■ **WRITTEN REQUEST**
Each record is to be transcribed exactly.

■ **ENTRIES**
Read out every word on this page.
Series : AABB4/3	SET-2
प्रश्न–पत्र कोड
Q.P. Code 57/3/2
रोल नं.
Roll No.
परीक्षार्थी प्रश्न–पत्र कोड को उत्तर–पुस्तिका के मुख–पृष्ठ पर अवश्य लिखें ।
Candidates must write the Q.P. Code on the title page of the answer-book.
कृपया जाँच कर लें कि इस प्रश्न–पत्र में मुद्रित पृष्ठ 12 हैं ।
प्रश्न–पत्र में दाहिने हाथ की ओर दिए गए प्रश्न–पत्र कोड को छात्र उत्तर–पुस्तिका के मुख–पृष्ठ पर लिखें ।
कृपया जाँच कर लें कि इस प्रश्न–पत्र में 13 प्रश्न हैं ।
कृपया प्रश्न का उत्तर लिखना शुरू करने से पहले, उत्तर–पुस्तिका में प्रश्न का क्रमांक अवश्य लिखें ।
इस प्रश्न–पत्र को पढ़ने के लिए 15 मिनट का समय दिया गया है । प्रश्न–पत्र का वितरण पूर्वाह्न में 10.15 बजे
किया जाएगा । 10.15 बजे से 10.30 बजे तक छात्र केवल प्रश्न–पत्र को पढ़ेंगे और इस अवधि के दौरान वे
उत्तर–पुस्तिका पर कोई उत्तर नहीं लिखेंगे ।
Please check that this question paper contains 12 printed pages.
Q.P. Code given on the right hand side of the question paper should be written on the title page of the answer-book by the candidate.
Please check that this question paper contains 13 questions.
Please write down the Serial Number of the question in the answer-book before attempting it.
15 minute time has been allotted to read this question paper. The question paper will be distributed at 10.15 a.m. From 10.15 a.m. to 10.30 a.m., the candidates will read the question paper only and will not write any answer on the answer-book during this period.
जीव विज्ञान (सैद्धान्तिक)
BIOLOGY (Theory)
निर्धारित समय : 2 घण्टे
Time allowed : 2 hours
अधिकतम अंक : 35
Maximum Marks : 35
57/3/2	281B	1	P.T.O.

■ **SOLVED PROBLEM**
Read out every word on this page.
Series : AABB4/3	SET-2
प्रश्न–पत्र कोड
Q.P. Code 57/3/2
रोल नं.
Roll No.
परीक्षार्थी प्रश्न–पत्र कोड को उत्तर–पुस्तिका के मुख–पृष्ठ पर अवश्य लिखें ।
Candidates must write the Q.P. Code on the title page of the answer-book.
कृपया जाँच कर लें कि इस प्रश्न–पत्र में मुद्रित पृष्ठ 12 हैं ।
प्रश्न–पत्र में दाहिने हाथ की ओर दिए गए प्रश्न–पत्र कोड को छात्र उत्तर–पुस्तिका के मुख–पृष्ठ पर लिखें ।
कृपया जाँच कर लें कि इस प्रश्न–पत्र में 13 प्रश्न हैं ।
कृपया प्रश्न का उत्तर लिखना शुरू करने से पहले, उत्तर–पुस्तिका में प्रश्न का क्रमांक अवश्य लिखें ।
इस प्रश्न–पत्र को पढ़ने के लिए 15 मिनट का समय दिया गया है । प्रश्न–पत्र का वितरण पूर्वाह्न में 10.15 बजे
किया जाएगा । 10.15 बजे से 10.30 बजे तक छात्र केवल प्रश्न–पत्र को पढ़ेंगे और इस अवधि के दौरान वे
उत्तर–पुस्तिका पर कोई उत्तर नहीं लिखेंगे ।
Please check that this question paper contains 12 printed pages.
Q.P. Code given on the right hand side of the question paper should be written on the title page of the answer-book by the candidate.
Please check that this question paper contains 13 questions.
Please write down the Serial Number of the question in the answer-book before attempting it.
15 minute time has been allotted to read this question paper. The question paper will be distributed at 10.15 a.m. From 10.15 a.m. to 10.30 a.m., the candidates will read the question paper only and will not write any answer on the answer-book during this period.
जीव विज्ञान (सैद्धान्तिक)
BIOLOGY (Theory)
निर्धारित समय : 2 घण्टे
Time allowed : 2 hours
अधिकतम अंक : 35
Maximum Marks : 35
57/3/2	281B	1	P.T.O.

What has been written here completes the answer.